### Work to be completed
Return every record below exactly as written, but leave out the pictures.

┌────────

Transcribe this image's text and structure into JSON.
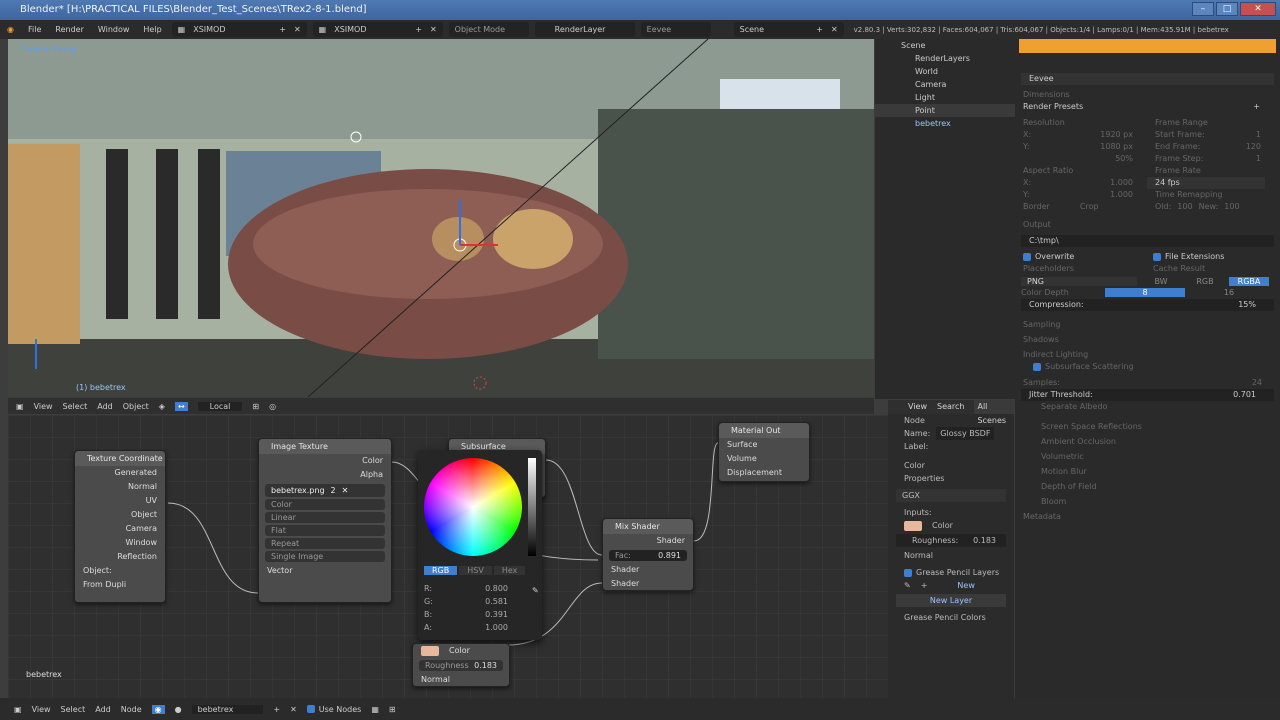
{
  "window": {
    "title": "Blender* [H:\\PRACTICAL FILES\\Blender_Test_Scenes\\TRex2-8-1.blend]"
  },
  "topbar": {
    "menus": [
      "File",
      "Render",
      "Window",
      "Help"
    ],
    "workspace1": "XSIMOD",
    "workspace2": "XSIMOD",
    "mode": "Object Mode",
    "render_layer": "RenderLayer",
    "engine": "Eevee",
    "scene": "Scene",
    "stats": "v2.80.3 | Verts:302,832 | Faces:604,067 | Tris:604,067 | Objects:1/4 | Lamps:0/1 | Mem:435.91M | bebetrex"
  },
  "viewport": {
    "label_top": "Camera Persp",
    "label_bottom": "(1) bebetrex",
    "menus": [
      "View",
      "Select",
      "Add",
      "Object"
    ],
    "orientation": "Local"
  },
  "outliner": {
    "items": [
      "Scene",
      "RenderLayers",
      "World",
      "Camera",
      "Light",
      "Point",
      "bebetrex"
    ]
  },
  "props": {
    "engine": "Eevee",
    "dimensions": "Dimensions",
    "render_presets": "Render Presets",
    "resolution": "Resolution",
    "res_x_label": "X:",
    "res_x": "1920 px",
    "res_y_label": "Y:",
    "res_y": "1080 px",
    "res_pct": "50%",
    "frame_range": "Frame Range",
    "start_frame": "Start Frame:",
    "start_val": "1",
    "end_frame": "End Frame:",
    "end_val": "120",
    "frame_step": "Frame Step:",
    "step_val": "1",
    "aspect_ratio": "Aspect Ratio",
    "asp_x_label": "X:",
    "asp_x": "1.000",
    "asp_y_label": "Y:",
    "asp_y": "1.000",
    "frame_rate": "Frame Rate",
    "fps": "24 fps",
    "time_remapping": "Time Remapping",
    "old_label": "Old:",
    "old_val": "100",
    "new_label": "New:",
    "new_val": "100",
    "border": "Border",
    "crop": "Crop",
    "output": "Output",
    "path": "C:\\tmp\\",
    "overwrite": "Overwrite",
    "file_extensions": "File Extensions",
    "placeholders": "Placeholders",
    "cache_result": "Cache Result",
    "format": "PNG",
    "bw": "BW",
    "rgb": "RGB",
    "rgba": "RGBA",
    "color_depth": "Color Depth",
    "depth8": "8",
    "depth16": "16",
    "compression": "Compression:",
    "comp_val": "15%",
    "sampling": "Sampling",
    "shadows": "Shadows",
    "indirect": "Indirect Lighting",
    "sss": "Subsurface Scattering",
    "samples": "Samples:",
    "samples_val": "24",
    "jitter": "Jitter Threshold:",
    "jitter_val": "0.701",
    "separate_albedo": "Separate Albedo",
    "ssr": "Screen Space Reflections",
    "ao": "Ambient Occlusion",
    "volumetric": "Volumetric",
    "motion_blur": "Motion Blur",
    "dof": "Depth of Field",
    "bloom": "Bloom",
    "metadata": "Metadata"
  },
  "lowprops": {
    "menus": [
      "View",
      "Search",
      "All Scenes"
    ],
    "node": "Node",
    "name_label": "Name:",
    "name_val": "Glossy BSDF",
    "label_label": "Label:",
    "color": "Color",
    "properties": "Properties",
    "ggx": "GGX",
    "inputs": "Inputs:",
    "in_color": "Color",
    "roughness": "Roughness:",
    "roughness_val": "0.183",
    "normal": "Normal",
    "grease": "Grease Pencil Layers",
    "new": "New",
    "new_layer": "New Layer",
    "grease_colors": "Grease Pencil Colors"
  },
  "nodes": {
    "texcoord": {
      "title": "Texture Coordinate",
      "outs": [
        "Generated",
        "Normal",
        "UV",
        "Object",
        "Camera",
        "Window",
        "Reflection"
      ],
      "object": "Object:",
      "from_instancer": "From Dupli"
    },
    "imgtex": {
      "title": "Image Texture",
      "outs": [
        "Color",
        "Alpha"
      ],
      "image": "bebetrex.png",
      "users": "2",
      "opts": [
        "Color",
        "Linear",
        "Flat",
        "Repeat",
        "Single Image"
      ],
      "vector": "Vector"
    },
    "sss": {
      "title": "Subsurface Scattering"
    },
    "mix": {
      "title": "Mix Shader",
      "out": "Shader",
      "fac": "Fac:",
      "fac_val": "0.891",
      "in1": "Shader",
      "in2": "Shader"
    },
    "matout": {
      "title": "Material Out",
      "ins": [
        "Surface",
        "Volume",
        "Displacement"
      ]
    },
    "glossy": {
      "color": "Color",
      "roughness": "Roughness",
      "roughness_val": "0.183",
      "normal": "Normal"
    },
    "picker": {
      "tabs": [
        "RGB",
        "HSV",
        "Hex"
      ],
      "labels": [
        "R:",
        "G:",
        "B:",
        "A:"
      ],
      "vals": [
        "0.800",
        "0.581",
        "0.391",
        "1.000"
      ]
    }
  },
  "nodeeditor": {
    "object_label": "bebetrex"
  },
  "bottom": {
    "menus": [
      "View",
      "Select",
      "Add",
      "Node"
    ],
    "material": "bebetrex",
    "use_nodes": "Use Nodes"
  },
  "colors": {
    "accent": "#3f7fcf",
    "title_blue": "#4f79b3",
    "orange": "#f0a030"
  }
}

└────────

### Problem solution
Transcribe this image's text and structure into JSON.
{
  "window": {
    "title": "Blender* [H:\\PRACTICAL FILES\\Blender_Test_Scenes\\TRex2-8-1.blend]"
  },
  "topbar": {
    "menus": [
      "File",
      "Render",
      "Window",
      "Help"
    ],
    "workspace1": "XSIMOD",
    "workspace2": "XSIMOD",
    "mode": "Object Mode",
    "render_layer": "RenderLayer",
    "engine": "Eevee",
    "scene": "Scene",
    "stats": "v2.80.3 | Verts:302,832 | Faces:604,067 | Tris:604,067 | Objects:1/4 | Lamps:0/1 | Mem:435.91M | bebetrex"
  },
  "viewport": {
    "label_top": "Camera Persp",
    "label_bottom": "(1) bebetrex",
    "menus": [
      "View",
      "Select",
      "Add",
      "Object"
    ],
    "orientation": "Local"
  },
  "outliner": {
    "items": [
      "Scene",
      "RenderLayers",
      "World",
      "Camera",
      "Light",
      "Point",
      "bebetrex"
    ]
  },
  "props": {
    "engine": "Eevee",
    "dimensions": "Dimensions",
    "render_presets": "Render Presets",
    "resolution": "Resolution",
    "res_x_label": "X:",
    "res_x": "1920 px",
    "res_y_label": "Y:",
    "res_y": "1080 px",
    "res_pct": "50%",
    "frame_range": "Frame Range",
    "start_frame": "Start Frame:",
    "start_val": "1",
    "end_frame": "End Frame:",
    "end_val": "120",
    "frame_step": "Frame Step:",
    "step_val": "1",
    "aspect_ratio": "Aspect Ratio",
    "asp_x_label": "X:",
    "asp_x": "1.000",
    "asp_y_label": "Y:",
    "asp_y": "1.000",
    "frame_rate": "Frame Rate",
    "fps": "24 fps",
    "time_remapping": "Time Remapping",
    "old_label": "Old:",
    "old_val": "100",
    "new_label": "New:",
    "new_val": "100",
    "border": "Border",
    "crop": "Crop",
    "output": "Output",
    "path": "C:\\tmp\\",
    "overwrite": "Overwrite",
    "file_extensions": "File Extensions",
    "placeholders": "Placeholders",
    "cache_result": "Cache Result",
    "format": "PNG",
    "bw": "BW",
    "rgb": "RGB",
    "rgba": "RGBA",
    "color_depth": "Color Depth",
    "depth8": "8",
    "depth16": "16",
    "compression": "Compression:",
    "comp_val": "15%",
    "sampling": "Sampling",
    "shadows": "Shadows",
    "indirect": "Indirect Lighting",
    "sss": "Subsurface Scattering",
    "samples": "Samples:",
    "samples_val": "24",
    "jitter": "Jitter Threshold:",
    "jitter_val": "0.701",
    "separate_albedo": "Separate Albedo",
    "ssr": "Screen Space Reflections",
    "ao": "Ambient Occlusion",
    "volumetric": "Volumetric",
    "motion_blur": "Motion Blur",
    "dof": "Depth of Field",
    "bloom": "Bloom",
    "metadata": "Metadata"
  },
  "lowprops": {
    "menus": [
      "View",
      "Search",
      "All Scenes"
    ],
    "node": "Node",
    "name_label": "Name:",
    "name_val": "Glossy BSDF",
    "label_label": "Label:",
    "color": "Color",
    "properties": "Properties",
    "ggx": "GGX",
    "inputs": "Inputs:",
    "in_color": "Color",
    "roughness": "Roughness:",
    "roughness_val": "0.183",
    "normal": "Normal",
    "grease": "Grease Pencil Layers",
    "new": "New",
    "new_layer": "New Layer",
    "grease_colors": "Grease Pencil Colors"
  },
  "nodes": {
    "texcoord": {
      "title": "Texture Coordinate",
      "outs": [
        "Generated",
        "Normal",
        "UV",
        "Object",
        "Camera",
        "Window",
        "Reflection"
      ],
      "object": "Object:",
      "from_instancer": "From Dupli"
    },
    "imgtex": {
      "title": "Image Texture",
      "outs": [
        "Color",
        "Alpha"
      ],
      "image": "bebetrex.png",
      "users": "2",
      "opts": [
        "Color",
        "Linear",
        "Flat",
        "Repeat",
        "Single Image"
      ],
      "vector": "Vector"
    },
    "sss": {
      "title": "Subsurface Scattering"
    },
    "mix": {
      "title": "Mix Shader",
      "out": "Shader",
      "fac": "Fac:",
      "fac_val": "0.891",
      "in1": "Shader",
      "in2": "Shader"
    },
    "matout": {
      "title": "Material Out",
      "ins": [
        "Surface",
        "Volume",
        "Displacement"
      ]
    },
    "glossy": {
      "color": "Color",
      "roughness": "Roughness",
      "roughness_val": "0.183",
      "normal": "Normal"
    },
    "picker": {
      "tabs": [
        "RGB",
        "HSV",
        "Hex"
      ],
      "labels": [
        "R:",
        "G:",
        "B:",
        "A:"
      ],
      "vals": [
        "0.800",
        "0.581",
        "0.391",
        "1.000"
      ]
    }
  },
  "nodeeditor": {
    "object_label": "bebetrex"
  },
  "bottom": {
    "menus": [
      "View",
      "Select",
      "Add",
      "Node"
    ],
    "material": "bebetrex",
    "use_nodes": "Use Nodes"
  },
  "colors": {
    "accent": "#3f7fcf",
    "title_blue": "#4f79b3",
    "orange": "#f0a030"
  }
}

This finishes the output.